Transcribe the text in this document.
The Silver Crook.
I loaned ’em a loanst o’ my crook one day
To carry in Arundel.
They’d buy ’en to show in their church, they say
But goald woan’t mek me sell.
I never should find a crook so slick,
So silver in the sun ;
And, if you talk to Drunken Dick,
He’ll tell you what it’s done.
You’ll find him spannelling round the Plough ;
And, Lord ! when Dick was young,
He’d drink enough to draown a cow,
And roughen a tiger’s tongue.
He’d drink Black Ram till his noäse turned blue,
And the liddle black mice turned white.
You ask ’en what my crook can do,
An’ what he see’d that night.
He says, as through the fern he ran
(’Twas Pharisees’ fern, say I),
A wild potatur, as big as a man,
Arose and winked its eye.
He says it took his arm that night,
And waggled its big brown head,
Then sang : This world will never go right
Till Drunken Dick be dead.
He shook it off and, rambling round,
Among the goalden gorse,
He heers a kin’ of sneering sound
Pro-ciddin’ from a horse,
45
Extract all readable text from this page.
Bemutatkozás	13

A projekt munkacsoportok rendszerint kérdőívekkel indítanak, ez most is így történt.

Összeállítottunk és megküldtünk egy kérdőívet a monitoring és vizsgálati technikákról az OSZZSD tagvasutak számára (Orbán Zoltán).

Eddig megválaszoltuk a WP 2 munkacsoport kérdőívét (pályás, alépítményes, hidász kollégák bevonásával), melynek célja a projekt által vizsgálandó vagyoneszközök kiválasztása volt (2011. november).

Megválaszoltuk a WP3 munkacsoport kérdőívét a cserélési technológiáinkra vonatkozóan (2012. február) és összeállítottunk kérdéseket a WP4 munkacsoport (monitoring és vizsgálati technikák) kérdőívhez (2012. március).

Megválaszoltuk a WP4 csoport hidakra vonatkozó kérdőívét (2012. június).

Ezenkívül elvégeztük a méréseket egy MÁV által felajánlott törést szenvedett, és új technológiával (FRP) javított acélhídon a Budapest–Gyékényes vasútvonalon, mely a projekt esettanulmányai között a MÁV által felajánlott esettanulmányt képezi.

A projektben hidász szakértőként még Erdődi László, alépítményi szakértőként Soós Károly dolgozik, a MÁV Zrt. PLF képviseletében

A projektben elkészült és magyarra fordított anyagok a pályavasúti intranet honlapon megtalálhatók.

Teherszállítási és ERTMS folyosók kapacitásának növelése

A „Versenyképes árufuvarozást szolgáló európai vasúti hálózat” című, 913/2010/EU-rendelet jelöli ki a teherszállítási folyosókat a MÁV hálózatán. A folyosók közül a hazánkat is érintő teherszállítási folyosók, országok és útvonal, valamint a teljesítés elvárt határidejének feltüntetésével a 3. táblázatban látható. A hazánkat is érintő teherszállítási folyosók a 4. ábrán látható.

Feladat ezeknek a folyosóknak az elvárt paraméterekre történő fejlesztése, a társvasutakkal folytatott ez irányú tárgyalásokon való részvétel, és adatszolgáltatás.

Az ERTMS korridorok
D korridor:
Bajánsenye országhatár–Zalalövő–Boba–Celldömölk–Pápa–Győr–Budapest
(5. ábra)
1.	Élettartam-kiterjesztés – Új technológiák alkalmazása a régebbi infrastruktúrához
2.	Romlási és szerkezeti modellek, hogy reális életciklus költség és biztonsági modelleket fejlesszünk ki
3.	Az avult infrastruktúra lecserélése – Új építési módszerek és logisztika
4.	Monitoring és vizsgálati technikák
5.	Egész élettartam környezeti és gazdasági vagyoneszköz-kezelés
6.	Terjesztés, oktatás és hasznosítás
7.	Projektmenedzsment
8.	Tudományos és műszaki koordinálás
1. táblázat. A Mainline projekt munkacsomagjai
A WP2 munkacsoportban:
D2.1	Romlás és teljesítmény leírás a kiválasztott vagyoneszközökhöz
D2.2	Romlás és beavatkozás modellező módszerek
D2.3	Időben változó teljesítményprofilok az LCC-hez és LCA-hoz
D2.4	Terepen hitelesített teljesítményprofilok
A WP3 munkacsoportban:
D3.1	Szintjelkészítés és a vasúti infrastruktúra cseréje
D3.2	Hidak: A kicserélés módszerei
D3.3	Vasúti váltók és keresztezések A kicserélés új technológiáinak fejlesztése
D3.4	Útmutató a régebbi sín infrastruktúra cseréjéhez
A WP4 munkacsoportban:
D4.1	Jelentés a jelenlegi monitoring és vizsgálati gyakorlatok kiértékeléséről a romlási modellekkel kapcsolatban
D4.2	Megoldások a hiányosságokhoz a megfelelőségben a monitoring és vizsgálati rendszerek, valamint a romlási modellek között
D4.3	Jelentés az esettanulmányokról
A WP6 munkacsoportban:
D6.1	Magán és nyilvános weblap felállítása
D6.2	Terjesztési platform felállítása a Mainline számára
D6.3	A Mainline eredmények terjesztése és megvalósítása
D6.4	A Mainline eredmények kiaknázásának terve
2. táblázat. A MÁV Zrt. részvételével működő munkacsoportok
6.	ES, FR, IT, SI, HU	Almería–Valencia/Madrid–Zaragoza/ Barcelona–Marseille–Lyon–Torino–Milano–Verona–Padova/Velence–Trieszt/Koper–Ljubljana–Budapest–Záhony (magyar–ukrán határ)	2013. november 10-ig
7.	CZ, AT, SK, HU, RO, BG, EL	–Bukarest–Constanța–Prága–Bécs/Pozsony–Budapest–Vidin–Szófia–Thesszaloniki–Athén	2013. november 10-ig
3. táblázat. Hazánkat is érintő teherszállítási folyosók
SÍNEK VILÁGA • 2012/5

· · · ·

▸ **Aim of the task**: Every entry needs to be retyped exactly.

▸ **Full output**:
Transcribe the text in this document.
The Silver Crook.
I loaned ’em a loanst o’ my crook one day
To carry in Arundel.
They’d buy ’en to show in their church, they say
But goald woan’t mek me sell.
I never should find a crook so slick,
So silver in the sun ;
And, if you talk to Drunken Dick,
He’ll tell you what it’s done.
You’ll find him spannelling round the Plough ;
And, Lord ! when Dick was young,
He’d drink enough to draown a cow,
And roughen a tiger’s tongue.
He’d drink Black Ram till his noäse turned blue,
And the liddle black mice turned white.
You ask ’en what my crook can do,
An’ what he see’d that night.
He says, as through the fern he ran
(’Twas Pharisees’ fern, say I),
A wild potatur, as big as a man,
Arose and winked its eye.
He says it took his arm that night,
And waggled its big brown head,
Then sang : This world will never go right
Till Drunken Dick be dead.
He shook it off and, rambling round,
Among the goalden gorse,
He heers a kin’ of sneering sound
Pro-ciddin’ from a horse,
45
Extract all readable text from this page.
Bemutatkozás	13

A projekt munkacsoportok rendszerint kérdőívekkel indítanak, ez most is így történt.

Összeállítottunk és megküldtünk egy kérdőívet a monitoring és vizsgálati technikákról az OSZZSD tagvasutak számára (Orbán Zoltán).

Eddig megválaszoltuk a WP 2 munkacsoport kérdőívét (pályás, alépítményes, hidász kollégák bevonásával), melynek célja a projekt által vizsgálandó vagyoneszközök kiválasztása volt (2011. november).

Megválaszoltuk a WP3 munkacsoport kérdőívét a cserélési technológiáinkra vonatkozóan (2012. február) és összeállítottunk kérdéseket a WP4 munkacsoport (monitoring és vizsgálati technikák) kérdőívhez (2012. március).

Megválaszoltuk a WP4 csoport hidakra vonatkozó kérdőívét (2012. június).

Ezenkívül elvégeztük a méréseket egy MÁV által felajánlott törést szenvedett, és új technológiával (FRP) javított acélhídon a Budapest–Gyékényes vasútvonalon, mely a projekt esettanulmányai között a MÁV által felajánlott esettanulmányt képezi.

A projektben hidász szakértőként még Erdődi László, alépítményi szakértőként Soós Károly dolgozik, a MÁV Zrt. PLF képviseletében

A projektben elkészült és magyarra fordított anyagok a pályavasúti intranet honlapon megtalálhatók.

Teherszállítási és ERTMS folyosók kapacitásának növelése

A „Versenyképes árufuvarozást szolgáló európai vasúti hálózat” című, 913/2010/EU-rendelet jelöli ki a teherszállítási folyosókat a MÁV hálózatán. A folyosók közül a hazánkat is érintő teherszállítási folyosók, országok és útvonal, valamint a teljesítés elvárt határidejének feltüntetésével a 3. táblázatban látható. A hazánkat is érintő teherszállítási folyosók a 4. ábrán látható.

Feladat ezeknek a folyosóknak az elvárt paraméterekre történő fejlesztése, a társvasutakkal folytatott ez irányú tárgyalásokon való részvétel, és adatszolgáltatás.

Az ERTMS korridorok
D korridor:
Bajánsenye országhatár–Zalalövő–Boba–Celldömölk–Pápa–Győr–Budapest
(5. ábra)
1.	Élettartam-kiterjesztés – Új technológiák alkalmazása a régebbi infrastruktúrához
2.	Romlási és szerkezeti modellek, hogy reális életciklus költség és biztonsági modelleket fejlesszünk ki
3.	Az avult infrastruktúra lecserélése – Új építési módszerek és logisztika
4.	Monitoring és vizsgálati technikák
5.	Egész élettartam környezeti és gazdasági vagyoneszköz-kezelés
6.	Terjesztés, oktatás és hasznosítás
7.	Projektmenedzsment
8.	Tudományos és műszaki koordinálás
1. táblázat. A Mainline projekt munkacsomagjai
A WP2 munkacsoportban:
D2.1	Romlás és teljesítmény leírás a kiválasztott vagyoneszközökhöz
D2.2	Romlás és beavatkozás modellező módszerek
D2.3	Időben változó teljesítményprofilok az LCC-hez és LCA-hoz
D2.4	Terepen hitelesített teljesítményprofilok
A WP3 munkacsoportban:
D3.1	Szintjelkészítés és a vasúti infrastruktúra cseréje
D3.2	Hidak: A kicserélés módszerei
D3.3	Vasúti váltók és keresztezések A kicserélés új technológiáinak fejlesztése
D3.4	Útmutató a régebbi sín infrastruktúra cseréjéhez
A WP4 munkacsoportban:
D4.1	Jelentés a jelenlegi monitoring és vizsgálati gyakorlatok kiértékeléséről a romlási modellekkel kapcsolatban
D4.2	Megoldások a hiányosságokhoz a megfelelőségben a monitoring és vizsgálati rendszerek, valamint a romlási modellek között
D4.3	Jelentés az esettanulmányokról
A WP6 munkacsoportban:
D6.1	Magán és nyilvános weblap felállítása
D6.2	Terjesztési platform felállítása a Mainline számára
D6.3	A Mainline eredmények terjesztése és megvalósítása
D6.4	A Mainline eredmények kiaknázásának terve
2. táblázat. A MÁV Zrt. részvételével működő munkacsoportok
6.	ES, FR, IT, SI, HU	Almería–Valencia/Madrid–Zaragoza/ Barcelona–Marseille–Lyon–Torino–Milano–Verona–Padova/Velence–Trieszt/Koper–Ljubljana–Budapest–Záhony (magyar–ukrán határ)	2013. november 10-ig
7.	CZ, AT, SK, HU, RO, BG, EL	–Bukarest–Constanța–Prága–Bécs/Pozsony–Budapest–Vidin–Szófia–Thesszaloniki–Athén	2013. november 10-ig
3. táblázat. Hazánkat is érintő teherszállítási folyosók
SÍNEK VILÁGA • 2012/5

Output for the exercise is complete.